(Dataset records on visual material)
=== Begin Enclosure ===
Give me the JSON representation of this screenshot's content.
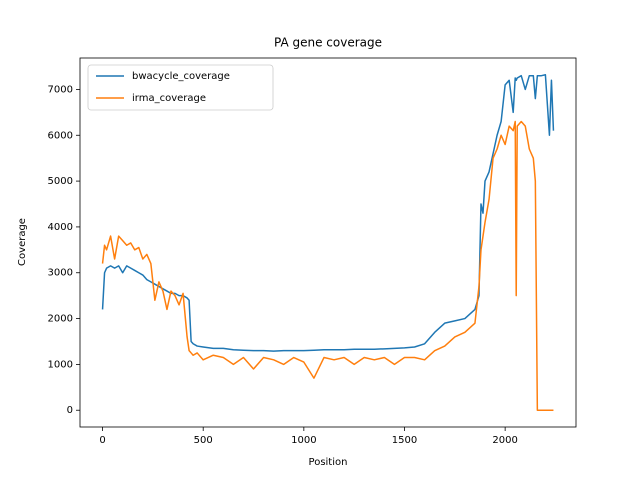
{
  "chart_data": {
    "type": "line",
    "title": "PA gene coverage",
    "x_label": "Position",
    "y_label": "Coverage",
    "x": [
      0,
      10,
      20,
      40,
      60,
      80,
      100,
      120,
      140,
      160,
      180,
      200,
      220,
      240,
      260,
      280,
      300,
      320,
      340,
      360,
      380,
      400,
      420,
      430,
      440,
      450,
      470,
      500,
      550,
      600,
      650,
      700,
      750,
      800,
      850,
      900,
      950,
      1000,
      1050,
      1100,
      1150,
      1200,
      1250,
      1300,
      1350,
      1400,
      1450,
      1500,
      1550,
      1600,
      1650,
      1700,
      1750,
      1800,
      1850,
      1870,
      1880,
      1890,
      1900,
      1920,
      1940,
      1960,
      1980,
      2000,
      2020,
      2040,
      2050,
      2055,
      2060,
      2080,
      2100,
      2120,
      2140,
      2150,
      2160,
      2180,
      2200,
      2220,
      2230,
      2240
    ],
    "series": [
      {
        "name": "bwacycle_coverage",
        "color": "#1f77b4",
        "values": [
          2200,
          3000,
          3100,
          3150,
          3100,
          3150,
          3000,
          3150,
          3100,
          3050,
          3000,
          2950,
          2850,
          2800,
          2750,
          2700,
          2650,
          2600,
          2550,
          2550,
          2500,
          2500,
          2450,
          2400,
          1500,
          1450,
          1400,
          1380,
          1350,
          1350,
          1320,
          1310,
          1300,
          1300,
          1290,
          1300,
          1300,
          1300,
          1310,
          1320,
          1320,
          1320,
          1330,
          1330,
          1330,
          1340,
          1350,
          1360,
          1380,
          1450,
          1700,
          1900,
          1950,
          2000,
          2200,
          2500,
          4500,
          4300,
          5000,
          5200,
          5600,
          6000,
          6300,
          7100,
          7200,
          6500,
          7250,
          7200,
          7250,
          7300,
          7000,
          7300,
          7300,
          6800,
          7300,
          7300,
          7320,
          6000,
          7200,
          6100
        ]
      },
      {
        "name": "irma_coverage",
        "color": "#ff7f0e",
        "values": [
          3200,
          3600,
          3500,
          3800,
          3300,
          3800,
          3700,
          3600,
          3650,
          3500,
          3550,
          3300,
          3400,
          3200,
          2400,
          2800,
          2600,
          2200,
          2600,
          2500,
          2300,
          2550,
          1600,
          1300,
          1250,
          1200,
          1250,
          1100,
          1200,
          1150,
          1000,
          1150,
          900,
          1150,
          1100,
          1000,
          1150,
          1050,
          700,
          1150,
          1100,
          1150,
          1000,
          1150,
          1100,
          1150,
          1000,
          1150,
          1150,
          1100,
          1300,
          1400,
          1600,
          1700,
          1900,
          2700,
          3500,
          3800,
          4100,
          4600,
          5500,
          5700,
          6000,
          5800,
          6200,
          6100,
          6300,
          2500,
          6200,
          6300,
          6200,
          5700,
          5500,
          5000,
          0,
          0,
          0,
          0,
          0,
          0
        ]
      }
    ],
    "xlim": [
      -112,
      2352
    ],
    "ylim": [
      -366,
      7686
    ],
    "xticks": [
      0,
      500,
      1000,
      1500,
      2000
    ],
    "yticks": [
      0,
      1000,
      2000,
      3000,
      4000,
      5000,
      6000,
      7000
    ],
    "legend": "upper left",
    "grid": false
  }
}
=== End Enclosure ===
#### Your instructions:
The records above should be written out in full and unchanged, except that pictures are dropped.

#### Task answer:
Give me the JSON representation of this screenshot's content.
{
  "chart_data": {
    "type": "line",
    "title": "PA gene coverage",
    "x_label": "Position",
    "y_label": "Coverage",
    "x": [
      0,
      10,
      20,
      40,
      60,
      80,
      100,
      120,
      140,
      160,
      180,
      200,
      220,
      240,
      260,
      280,
      300,
      320,
      340,
      360,
      380,
      400,
      420,
      430,
      440,
      450,
      470,
      500,
      550,
      600,
      650,
      700,
      750,
      800,
      850,
      900,
      950,
      1000,
      1050,
      1100,
      1150,
      1200,
      1250,
      1300,
      1350,
      1400,
      1450,
      1500,
      1550,
      1600,
      1650,
      1700,
      1750,
      1800,
      1850,
      1870,
      1880,
      1890,
      1900,
      1920,
      1940,
      1960,
      1980,
      2000,
      2020,
      2040,
      2050,
      2055,
      2060,
      2080,
      2100,
      2120,
      2140,
      2150,
      2160,
      2180,
      2200,
      2220,
      2230,
      2240
    ],
    "series": [
      {
        "name": "bwacycle_coverage",
        "color": "#1f77b4",
        "values": [
          2200,
          3000,
          3100,
          3150,
          3100,
          3150,
          3000,
          3150,
          3100,
          3050,
          3000,
          2950,
          2850,
          2800,
          2750,
          2700,
          2650,
          2600,
          2550,
          2550,
          2500,
          2500,
          2450,
          2400,
          1500,
          1450,
          1400,
          1380,
          1350,
          1350,
          1320,
          1310,
          1300,
          1300,
          1290,
          1300,
          1300,
          1300,
          1310,
          1320,
          1320,
          1320,
          1330,
          1330,
          1330,
          1340,
          1350,
          1360,
          1380,
          1450,
          1700,
          1900,
          1950,
          2000,
          2200,
          2500,
          4500,
          4300,
          5000,
          5200,
          5600,
          6000,
          6300,
          7100,
          7200,
          6500,
          7250,
          7200,
          7250,
          7300,
          7000,
          7300,
          7300,
          6800,
          7300,
          7300,
          7320,
          6000,
          7200,
          6100
        ]
      },
      {
        "name": "irma_coverage",
        "color": "#ff7f0e",
        "values": [
          3200,
          3600,
          3500,
          3800,
          3300,
          3800,
          3700,
          3600,
          3650,
          3500,
          3550,
          3300,
          3400,
          3200,
          2400,
          2800,
          2600,
          2200,
          2600,
          2500,
          2300,
          2550,
          1600,
          1300,
          1250,
          1200,
          1250,
          1100,
          1200,
          1150,
          1000,
          1150,
          900,
          1150,
          1100,
          1000,
          1150,
          1050,
          700,
          1150,
          1100,
          1150,
          1000,
          1150,
          1100,
          1150,
          1000,
          1150,
          1150,
          1100,
          1300,
          1400,
          1600,
          1700,
          1900,
          2700,
          3500,
          3800,
          4100,
          4600,
          5500,
          5700,
          6000,
          5800,
          6200,
          6100,
          6300,
          2500,
          6200,
          6300,
          6200,
          5700,
          5500,
          5000,
          0,
          0,
          0,
          0,
          0,
          0
        ]
      }
    ],
    "xlim": [
      -112,
      2352
    ],
    "ylim": [
      -366,
      7686
    ],
    "xticks": [
      0,
      500,
      1000,
      1500,
      2000
    ],
    "yticks": [
      0,
      1000,
      2000,
      3000,
      4000,
      5000,
      6000,
      7000
    ],
    "legend": "upper left",
    "grid": false
  }
}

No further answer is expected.